• **Data shown**:
__________________________________________________
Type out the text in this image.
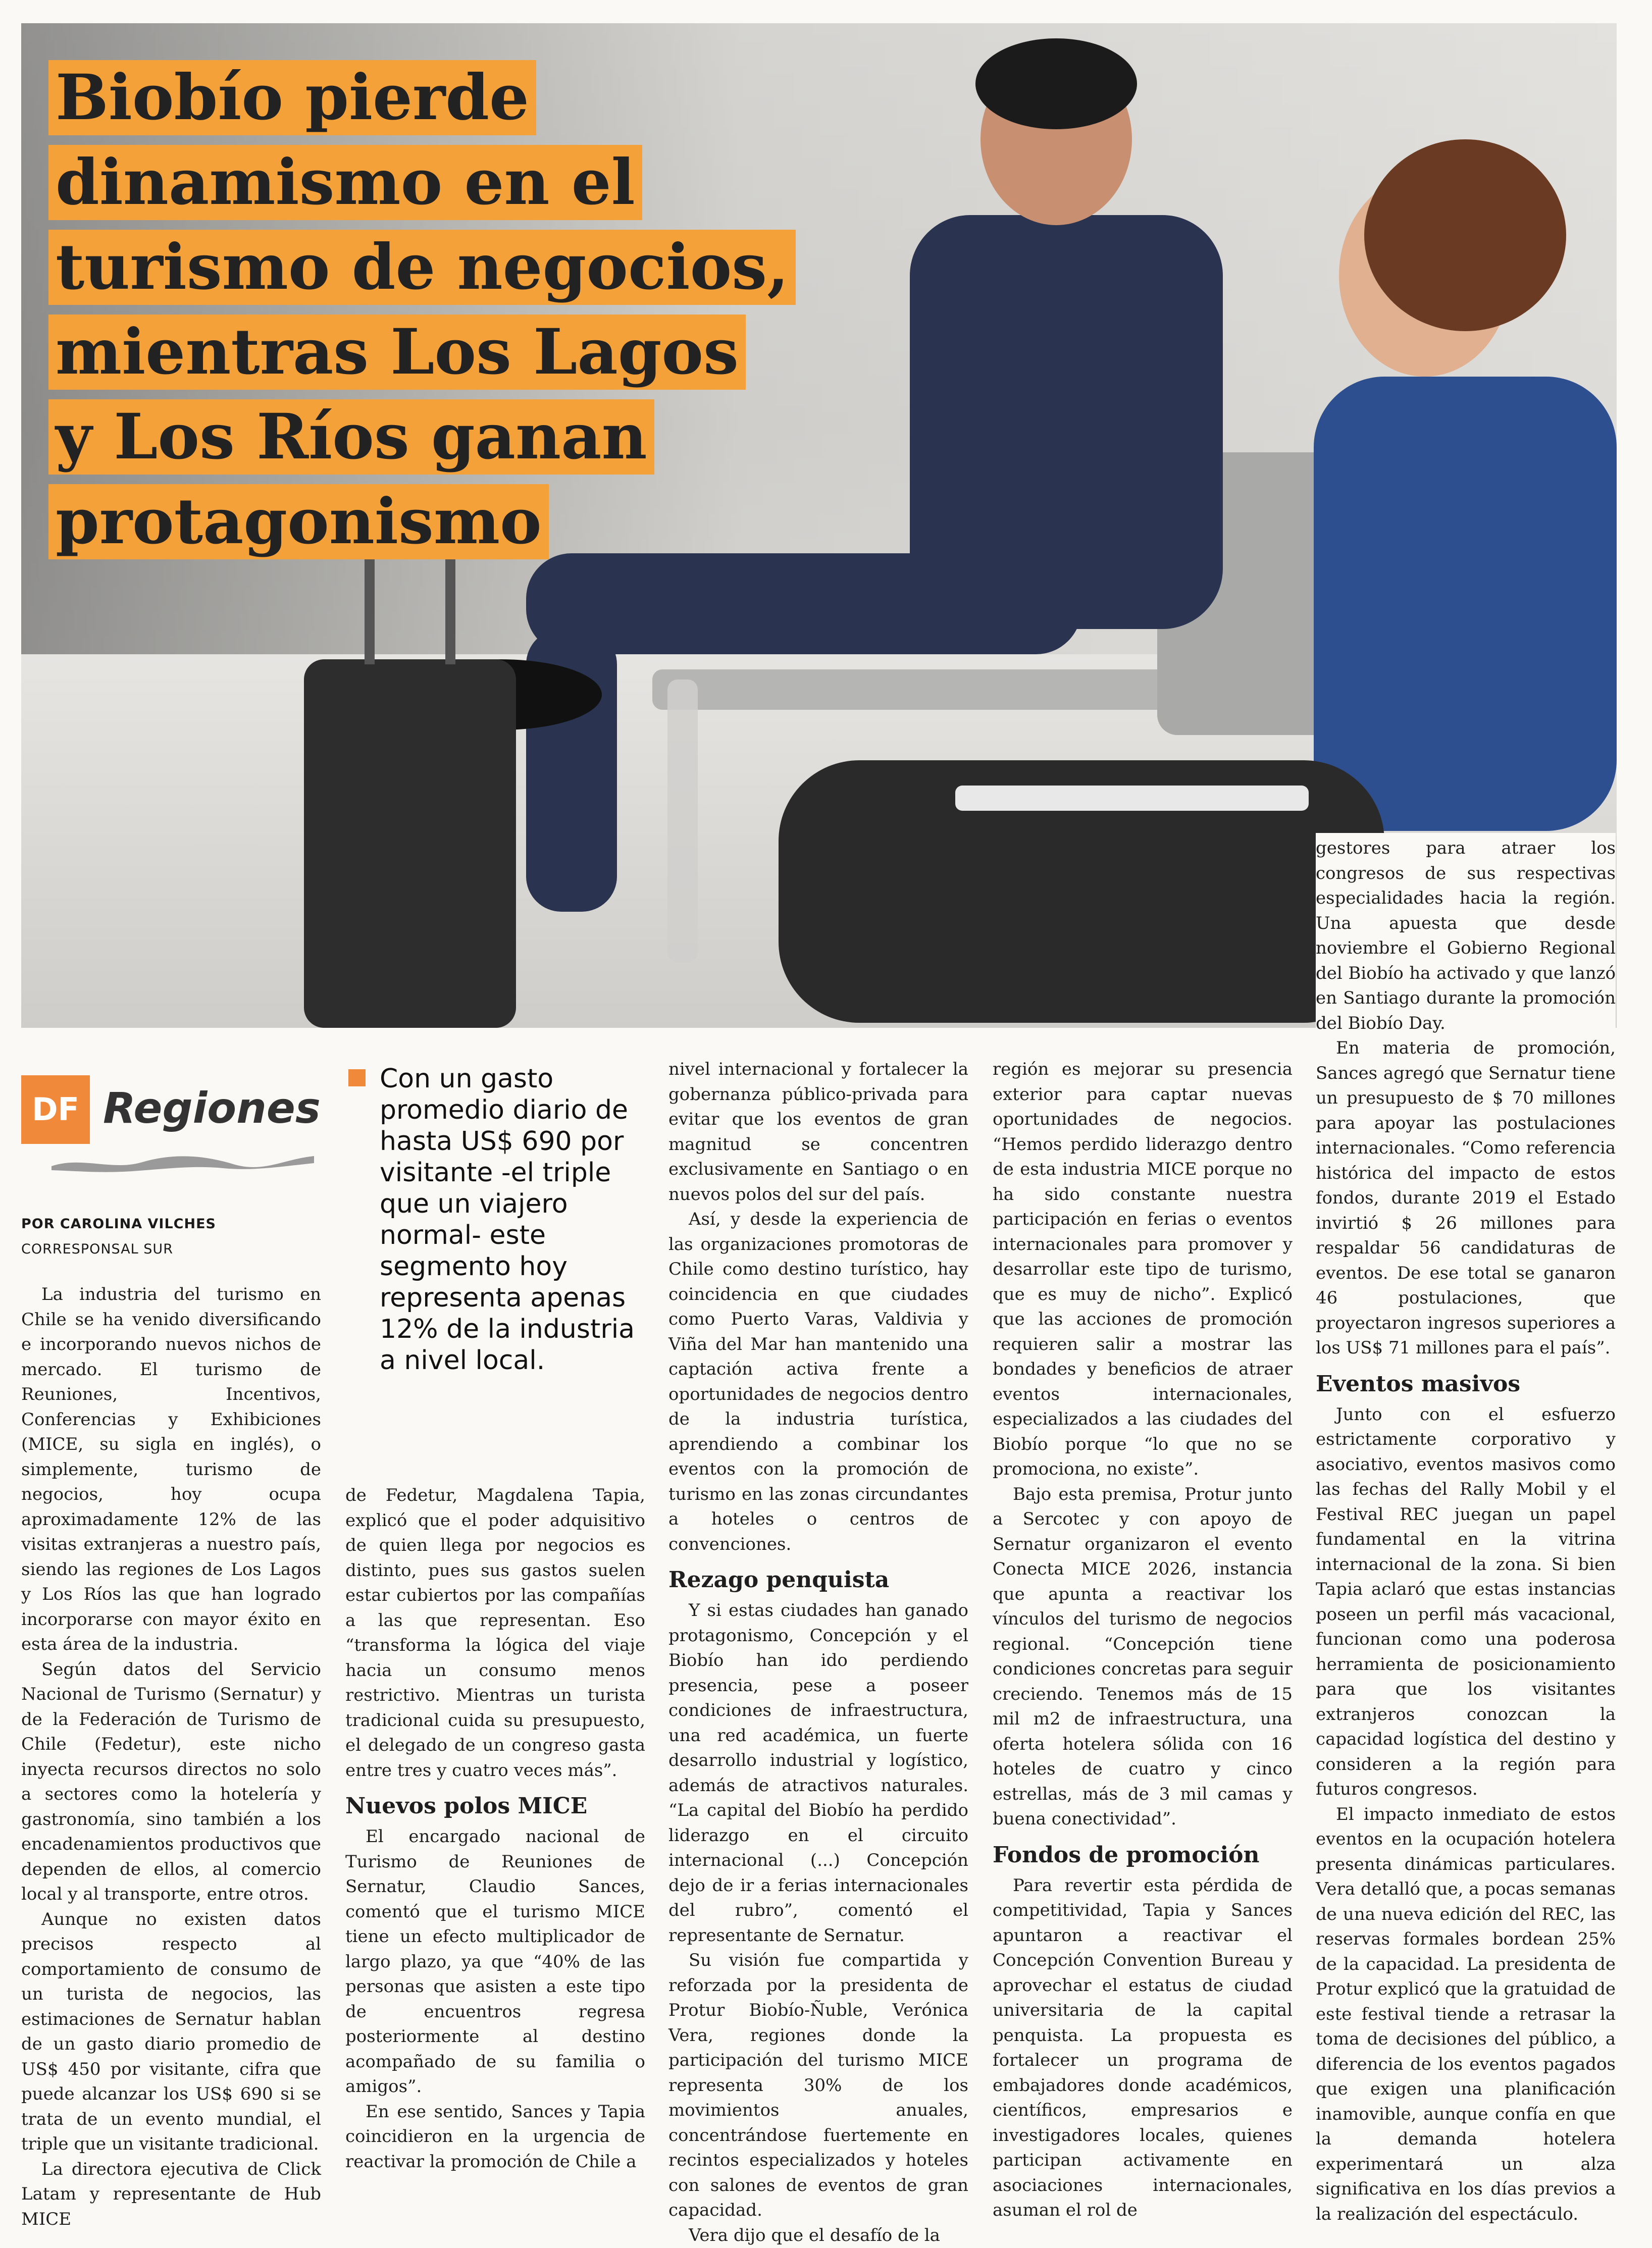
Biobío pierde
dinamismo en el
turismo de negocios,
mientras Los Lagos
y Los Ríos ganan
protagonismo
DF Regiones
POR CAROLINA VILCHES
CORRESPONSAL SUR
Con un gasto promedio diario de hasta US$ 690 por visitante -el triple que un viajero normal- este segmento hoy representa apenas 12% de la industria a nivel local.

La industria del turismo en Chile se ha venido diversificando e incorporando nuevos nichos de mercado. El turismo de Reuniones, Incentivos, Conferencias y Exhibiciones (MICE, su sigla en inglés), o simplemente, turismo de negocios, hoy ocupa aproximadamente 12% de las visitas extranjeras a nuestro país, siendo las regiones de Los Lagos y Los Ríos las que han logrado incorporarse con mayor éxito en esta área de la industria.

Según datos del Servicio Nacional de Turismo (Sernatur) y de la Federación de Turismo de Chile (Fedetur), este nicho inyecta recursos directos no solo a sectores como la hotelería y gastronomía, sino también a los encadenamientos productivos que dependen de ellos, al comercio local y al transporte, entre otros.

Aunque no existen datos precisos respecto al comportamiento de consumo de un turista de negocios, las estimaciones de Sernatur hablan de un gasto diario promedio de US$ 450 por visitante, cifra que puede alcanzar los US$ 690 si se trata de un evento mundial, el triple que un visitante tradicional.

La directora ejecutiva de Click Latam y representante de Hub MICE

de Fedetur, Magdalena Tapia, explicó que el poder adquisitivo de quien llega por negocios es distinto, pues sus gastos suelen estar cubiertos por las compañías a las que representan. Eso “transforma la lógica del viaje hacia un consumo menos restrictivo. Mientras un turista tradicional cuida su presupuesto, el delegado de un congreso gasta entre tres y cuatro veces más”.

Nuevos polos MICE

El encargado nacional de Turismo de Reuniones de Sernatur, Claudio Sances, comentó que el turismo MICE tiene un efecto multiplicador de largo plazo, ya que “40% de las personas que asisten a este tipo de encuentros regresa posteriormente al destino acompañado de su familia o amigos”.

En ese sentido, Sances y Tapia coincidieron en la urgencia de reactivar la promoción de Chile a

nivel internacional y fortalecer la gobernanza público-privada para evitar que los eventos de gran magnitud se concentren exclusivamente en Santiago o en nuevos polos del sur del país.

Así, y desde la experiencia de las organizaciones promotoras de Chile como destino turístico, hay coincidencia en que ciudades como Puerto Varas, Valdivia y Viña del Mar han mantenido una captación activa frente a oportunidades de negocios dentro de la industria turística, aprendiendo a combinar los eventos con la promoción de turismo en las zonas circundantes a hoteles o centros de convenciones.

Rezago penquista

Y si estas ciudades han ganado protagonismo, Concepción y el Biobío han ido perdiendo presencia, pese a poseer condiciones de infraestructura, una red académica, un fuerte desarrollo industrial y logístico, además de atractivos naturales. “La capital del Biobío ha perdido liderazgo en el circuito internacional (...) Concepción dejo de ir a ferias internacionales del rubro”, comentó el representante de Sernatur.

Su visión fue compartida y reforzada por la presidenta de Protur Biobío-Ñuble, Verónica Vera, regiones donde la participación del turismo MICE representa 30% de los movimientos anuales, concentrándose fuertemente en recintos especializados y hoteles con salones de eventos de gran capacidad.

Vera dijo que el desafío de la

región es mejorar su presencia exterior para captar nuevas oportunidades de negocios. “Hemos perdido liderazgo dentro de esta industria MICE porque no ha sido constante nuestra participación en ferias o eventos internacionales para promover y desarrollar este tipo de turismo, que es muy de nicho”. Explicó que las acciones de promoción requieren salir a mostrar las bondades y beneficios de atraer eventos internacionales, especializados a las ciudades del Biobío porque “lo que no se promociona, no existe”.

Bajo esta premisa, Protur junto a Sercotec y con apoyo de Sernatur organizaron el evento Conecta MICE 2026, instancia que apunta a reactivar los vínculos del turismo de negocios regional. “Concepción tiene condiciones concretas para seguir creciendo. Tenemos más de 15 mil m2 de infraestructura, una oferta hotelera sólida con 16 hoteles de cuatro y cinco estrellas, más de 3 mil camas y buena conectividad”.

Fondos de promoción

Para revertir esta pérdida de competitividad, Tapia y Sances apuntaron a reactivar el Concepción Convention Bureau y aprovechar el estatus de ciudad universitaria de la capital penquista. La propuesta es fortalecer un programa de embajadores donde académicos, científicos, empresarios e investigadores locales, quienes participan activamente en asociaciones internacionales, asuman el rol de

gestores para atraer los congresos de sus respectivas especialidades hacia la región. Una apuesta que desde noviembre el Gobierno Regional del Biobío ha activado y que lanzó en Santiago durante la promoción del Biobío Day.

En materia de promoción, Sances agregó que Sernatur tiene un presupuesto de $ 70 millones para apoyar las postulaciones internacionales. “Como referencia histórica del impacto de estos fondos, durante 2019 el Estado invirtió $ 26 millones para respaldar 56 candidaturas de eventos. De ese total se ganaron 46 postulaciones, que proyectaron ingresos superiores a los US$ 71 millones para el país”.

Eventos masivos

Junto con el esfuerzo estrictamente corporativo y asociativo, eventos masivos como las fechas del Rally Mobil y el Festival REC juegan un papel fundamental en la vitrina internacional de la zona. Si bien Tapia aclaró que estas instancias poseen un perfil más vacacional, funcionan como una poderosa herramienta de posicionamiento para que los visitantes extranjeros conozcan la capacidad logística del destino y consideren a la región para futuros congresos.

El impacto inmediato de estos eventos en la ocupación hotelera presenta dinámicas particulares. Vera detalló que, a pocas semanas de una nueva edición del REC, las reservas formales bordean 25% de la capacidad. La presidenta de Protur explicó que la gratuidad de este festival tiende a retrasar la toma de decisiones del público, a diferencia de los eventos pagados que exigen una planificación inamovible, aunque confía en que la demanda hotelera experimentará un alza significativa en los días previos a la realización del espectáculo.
__________________________________________________
• **Your instructions**: From the entries above, extract every line where the word "polos" appears.

• **Correct answer**:
Nuevos polos MICE
nivel internacional y fortalecer la gobernanza público-privada para evitar que los eventos de gran magnitud se concentren exclusivamente en Santiago o en nuevos polos del sur del país.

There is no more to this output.